TASK DIRECTIONS:
Can you write out the stretch of the gut microbiome text from "A healthy gut microbiome is" through "make some improvements.", word for word?
PROVIDED TEXT START
What A Healthy Gut Microbiome Looks Like & Why You Need One

3 minute read
A multi-generational family hiking up a hill together.

A healthy gut microbiome is achieved with three different factors: healthy environment, healthy diet, and absence of disease. Sound simple? It’s not! There are so many differences between individuals, their lifestyles, and their genetic makeup. Fortunately, we’ve got a few tips for anyone looking to make some improvements.

What does a healthy microbiome look like?

First and foremost, a healthy gut microbiome has a diverse composition of different bacterial species. Understanding the need for variability in the microbiome has been a major challenge in microbiome research, dating back to at least the 1960s, continuing through the Human Microbiome Project and beyond.

While researchers work to iron out the details, we know that our environment, diet, and long-term stressors are key factors affecting the composition of our individual microbiomes.

Factors influencing our gut microbiome and how an altered intestinal microbiota can influence health.

Factors influencing our gut microbiome and how an altered intestinal microbiota can influence health.

1. Environment


Studies have shown evidence of compositional differences between microbiomes of individuals living on different continents and in different countries, as well as differences between people living in rural and urban neighborhoods.
PROVIDED TEXT END
SOURCE MATERIAL START
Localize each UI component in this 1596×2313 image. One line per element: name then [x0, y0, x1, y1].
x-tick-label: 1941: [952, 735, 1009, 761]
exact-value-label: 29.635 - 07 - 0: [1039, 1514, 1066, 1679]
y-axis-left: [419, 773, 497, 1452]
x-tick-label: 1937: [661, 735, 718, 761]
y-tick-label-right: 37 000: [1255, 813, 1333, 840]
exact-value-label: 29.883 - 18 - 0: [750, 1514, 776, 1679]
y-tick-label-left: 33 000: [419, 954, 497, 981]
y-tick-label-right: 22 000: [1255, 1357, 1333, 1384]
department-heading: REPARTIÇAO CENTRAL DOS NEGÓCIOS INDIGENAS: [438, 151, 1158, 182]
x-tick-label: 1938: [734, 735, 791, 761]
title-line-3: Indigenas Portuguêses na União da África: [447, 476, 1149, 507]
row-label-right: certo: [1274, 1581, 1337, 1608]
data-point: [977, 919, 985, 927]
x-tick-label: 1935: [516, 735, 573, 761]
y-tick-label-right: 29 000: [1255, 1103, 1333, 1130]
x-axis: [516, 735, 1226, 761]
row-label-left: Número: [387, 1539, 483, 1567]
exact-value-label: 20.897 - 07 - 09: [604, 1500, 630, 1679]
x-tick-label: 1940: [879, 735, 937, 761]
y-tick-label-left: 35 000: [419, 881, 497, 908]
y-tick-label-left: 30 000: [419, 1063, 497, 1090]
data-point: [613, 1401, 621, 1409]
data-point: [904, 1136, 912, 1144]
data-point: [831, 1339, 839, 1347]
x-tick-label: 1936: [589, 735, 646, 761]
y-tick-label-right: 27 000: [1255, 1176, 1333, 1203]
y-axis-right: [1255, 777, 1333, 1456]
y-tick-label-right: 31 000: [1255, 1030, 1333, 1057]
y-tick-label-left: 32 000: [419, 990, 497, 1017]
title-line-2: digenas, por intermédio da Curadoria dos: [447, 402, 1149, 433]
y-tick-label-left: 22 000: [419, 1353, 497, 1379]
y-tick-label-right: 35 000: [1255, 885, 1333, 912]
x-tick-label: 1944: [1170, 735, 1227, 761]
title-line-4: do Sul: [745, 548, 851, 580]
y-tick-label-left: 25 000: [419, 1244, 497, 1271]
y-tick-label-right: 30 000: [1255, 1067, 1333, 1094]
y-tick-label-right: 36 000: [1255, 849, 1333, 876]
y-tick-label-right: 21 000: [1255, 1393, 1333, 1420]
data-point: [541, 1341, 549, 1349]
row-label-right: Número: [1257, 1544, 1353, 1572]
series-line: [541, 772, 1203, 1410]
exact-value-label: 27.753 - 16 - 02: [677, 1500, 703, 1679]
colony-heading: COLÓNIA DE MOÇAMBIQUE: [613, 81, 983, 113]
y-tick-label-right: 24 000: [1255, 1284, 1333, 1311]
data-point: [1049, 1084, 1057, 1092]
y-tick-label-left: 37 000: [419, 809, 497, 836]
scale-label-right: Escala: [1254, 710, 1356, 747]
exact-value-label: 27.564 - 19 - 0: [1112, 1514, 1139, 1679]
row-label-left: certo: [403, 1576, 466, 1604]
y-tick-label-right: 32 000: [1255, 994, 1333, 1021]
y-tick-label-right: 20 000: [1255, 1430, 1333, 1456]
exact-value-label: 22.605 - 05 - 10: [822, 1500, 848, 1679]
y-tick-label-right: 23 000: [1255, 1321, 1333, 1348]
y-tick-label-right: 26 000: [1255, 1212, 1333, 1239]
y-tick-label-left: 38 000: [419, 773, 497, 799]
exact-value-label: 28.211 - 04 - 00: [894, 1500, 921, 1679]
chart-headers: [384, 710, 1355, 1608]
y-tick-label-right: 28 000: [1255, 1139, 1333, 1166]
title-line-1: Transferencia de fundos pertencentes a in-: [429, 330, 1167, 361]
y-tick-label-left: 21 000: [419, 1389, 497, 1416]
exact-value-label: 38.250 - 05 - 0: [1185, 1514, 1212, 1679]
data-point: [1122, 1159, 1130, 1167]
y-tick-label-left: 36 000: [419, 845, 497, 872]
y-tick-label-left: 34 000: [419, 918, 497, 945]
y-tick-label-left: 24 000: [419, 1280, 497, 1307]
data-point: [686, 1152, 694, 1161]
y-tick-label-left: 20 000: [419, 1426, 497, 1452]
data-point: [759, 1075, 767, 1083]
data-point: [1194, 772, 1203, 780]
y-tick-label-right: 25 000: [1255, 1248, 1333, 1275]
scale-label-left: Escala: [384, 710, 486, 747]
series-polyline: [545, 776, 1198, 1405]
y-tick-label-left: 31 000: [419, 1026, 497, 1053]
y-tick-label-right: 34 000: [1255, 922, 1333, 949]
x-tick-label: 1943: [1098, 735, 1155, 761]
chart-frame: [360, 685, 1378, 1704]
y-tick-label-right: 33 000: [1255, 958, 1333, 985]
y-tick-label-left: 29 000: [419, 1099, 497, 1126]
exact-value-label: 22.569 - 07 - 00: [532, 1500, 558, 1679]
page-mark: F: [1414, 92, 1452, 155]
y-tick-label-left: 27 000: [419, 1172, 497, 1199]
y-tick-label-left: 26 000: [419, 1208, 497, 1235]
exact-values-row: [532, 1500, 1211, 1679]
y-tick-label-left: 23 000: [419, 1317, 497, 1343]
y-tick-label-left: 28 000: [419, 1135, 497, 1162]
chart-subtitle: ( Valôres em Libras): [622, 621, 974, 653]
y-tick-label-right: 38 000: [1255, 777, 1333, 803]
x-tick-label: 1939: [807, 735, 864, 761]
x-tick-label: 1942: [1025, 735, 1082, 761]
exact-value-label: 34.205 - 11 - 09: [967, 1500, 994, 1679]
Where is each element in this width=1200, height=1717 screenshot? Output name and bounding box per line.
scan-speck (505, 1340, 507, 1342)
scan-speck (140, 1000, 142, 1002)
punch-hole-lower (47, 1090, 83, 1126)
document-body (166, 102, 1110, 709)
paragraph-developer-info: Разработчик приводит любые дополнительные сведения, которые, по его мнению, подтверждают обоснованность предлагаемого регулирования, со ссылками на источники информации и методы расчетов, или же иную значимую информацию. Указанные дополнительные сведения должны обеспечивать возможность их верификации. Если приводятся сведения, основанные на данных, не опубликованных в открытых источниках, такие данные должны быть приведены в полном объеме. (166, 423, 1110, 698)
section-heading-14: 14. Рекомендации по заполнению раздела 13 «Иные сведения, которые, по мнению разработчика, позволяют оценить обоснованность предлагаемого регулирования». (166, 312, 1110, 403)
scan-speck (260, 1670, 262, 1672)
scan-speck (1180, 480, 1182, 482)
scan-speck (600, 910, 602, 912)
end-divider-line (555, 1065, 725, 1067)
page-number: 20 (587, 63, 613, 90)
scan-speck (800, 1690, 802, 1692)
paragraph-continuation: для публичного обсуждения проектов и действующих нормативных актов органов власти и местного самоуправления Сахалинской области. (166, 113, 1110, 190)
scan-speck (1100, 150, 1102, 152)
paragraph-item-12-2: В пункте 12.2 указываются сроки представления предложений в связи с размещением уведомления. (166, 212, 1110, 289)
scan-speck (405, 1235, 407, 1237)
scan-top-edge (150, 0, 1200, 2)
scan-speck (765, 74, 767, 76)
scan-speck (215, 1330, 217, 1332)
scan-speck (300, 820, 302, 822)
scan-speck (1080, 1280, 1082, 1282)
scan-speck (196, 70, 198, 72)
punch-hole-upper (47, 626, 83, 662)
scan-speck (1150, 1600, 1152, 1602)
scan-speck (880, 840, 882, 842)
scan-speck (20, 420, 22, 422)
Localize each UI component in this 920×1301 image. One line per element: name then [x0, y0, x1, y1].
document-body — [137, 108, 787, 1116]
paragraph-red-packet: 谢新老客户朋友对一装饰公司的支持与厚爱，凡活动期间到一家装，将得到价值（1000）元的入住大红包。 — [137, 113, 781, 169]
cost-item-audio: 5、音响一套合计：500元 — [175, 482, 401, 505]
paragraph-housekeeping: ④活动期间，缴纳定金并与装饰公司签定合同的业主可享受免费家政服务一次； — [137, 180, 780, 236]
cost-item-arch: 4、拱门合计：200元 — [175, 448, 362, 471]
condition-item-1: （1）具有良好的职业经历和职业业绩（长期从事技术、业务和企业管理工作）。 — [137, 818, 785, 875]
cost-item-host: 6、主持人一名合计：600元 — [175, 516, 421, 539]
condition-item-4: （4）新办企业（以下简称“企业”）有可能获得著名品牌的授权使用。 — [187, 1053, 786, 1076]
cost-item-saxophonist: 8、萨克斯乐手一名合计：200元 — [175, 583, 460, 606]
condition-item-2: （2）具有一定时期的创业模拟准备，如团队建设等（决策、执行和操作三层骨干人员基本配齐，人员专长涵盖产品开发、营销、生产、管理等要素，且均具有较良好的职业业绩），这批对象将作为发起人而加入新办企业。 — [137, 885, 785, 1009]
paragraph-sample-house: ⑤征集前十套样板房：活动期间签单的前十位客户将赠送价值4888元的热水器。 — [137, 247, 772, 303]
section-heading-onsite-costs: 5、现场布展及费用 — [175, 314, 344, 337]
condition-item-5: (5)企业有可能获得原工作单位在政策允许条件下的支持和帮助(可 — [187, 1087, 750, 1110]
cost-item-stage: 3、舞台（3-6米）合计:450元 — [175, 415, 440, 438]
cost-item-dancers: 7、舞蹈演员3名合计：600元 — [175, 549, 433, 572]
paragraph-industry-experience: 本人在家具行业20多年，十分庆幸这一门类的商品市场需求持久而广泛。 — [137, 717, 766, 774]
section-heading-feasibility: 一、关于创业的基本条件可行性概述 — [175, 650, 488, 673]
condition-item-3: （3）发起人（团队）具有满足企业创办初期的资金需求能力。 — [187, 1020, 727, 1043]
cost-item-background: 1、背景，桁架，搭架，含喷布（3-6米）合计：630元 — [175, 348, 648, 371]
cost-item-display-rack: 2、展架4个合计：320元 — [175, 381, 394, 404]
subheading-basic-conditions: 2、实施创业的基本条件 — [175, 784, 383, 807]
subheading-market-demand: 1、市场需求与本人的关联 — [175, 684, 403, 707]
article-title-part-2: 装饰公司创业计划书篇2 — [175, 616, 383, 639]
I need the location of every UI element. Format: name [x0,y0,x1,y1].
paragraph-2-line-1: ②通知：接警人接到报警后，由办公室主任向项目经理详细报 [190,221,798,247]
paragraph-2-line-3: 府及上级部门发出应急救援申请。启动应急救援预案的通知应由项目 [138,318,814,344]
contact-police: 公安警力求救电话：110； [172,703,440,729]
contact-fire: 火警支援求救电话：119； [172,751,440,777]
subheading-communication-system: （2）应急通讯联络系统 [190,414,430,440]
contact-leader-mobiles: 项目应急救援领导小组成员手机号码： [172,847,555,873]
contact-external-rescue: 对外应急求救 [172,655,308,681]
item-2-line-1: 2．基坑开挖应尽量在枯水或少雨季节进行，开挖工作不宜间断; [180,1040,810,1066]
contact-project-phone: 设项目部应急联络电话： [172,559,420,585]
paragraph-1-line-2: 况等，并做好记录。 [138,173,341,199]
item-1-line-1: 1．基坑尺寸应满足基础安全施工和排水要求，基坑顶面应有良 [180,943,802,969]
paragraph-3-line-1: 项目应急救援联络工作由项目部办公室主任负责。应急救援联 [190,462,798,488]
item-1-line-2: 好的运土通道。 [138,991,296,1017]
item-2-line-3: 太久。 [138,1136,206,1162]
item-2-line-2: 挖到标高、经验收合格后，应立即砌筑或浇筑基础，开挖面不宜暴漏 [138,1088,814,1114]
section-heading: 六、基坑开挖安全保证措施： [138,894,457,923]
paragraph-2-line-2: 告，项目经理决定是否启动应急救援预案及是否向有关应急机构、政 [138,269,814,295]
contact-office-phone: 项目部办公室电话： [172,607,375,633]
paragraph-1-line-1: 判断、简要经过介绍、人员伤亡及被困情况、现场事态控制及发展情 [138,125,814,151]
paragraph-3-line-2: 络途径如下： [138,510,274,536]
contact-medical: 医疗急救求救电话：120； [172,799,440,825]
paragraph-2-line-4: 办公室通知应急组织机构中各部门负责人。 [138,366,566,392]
SOURCE MATERIAL END
TASK ANSWER:
A healthy gut microbiome is achieved with three different factors: healthy environment, healthy diet, and absence of disease. Sound simple? It’s not! There are so many differences between individuals, their lifestyles, and their genetic makeup. Fortunately, we’ve got a few tips for anyone looking to make some improvements.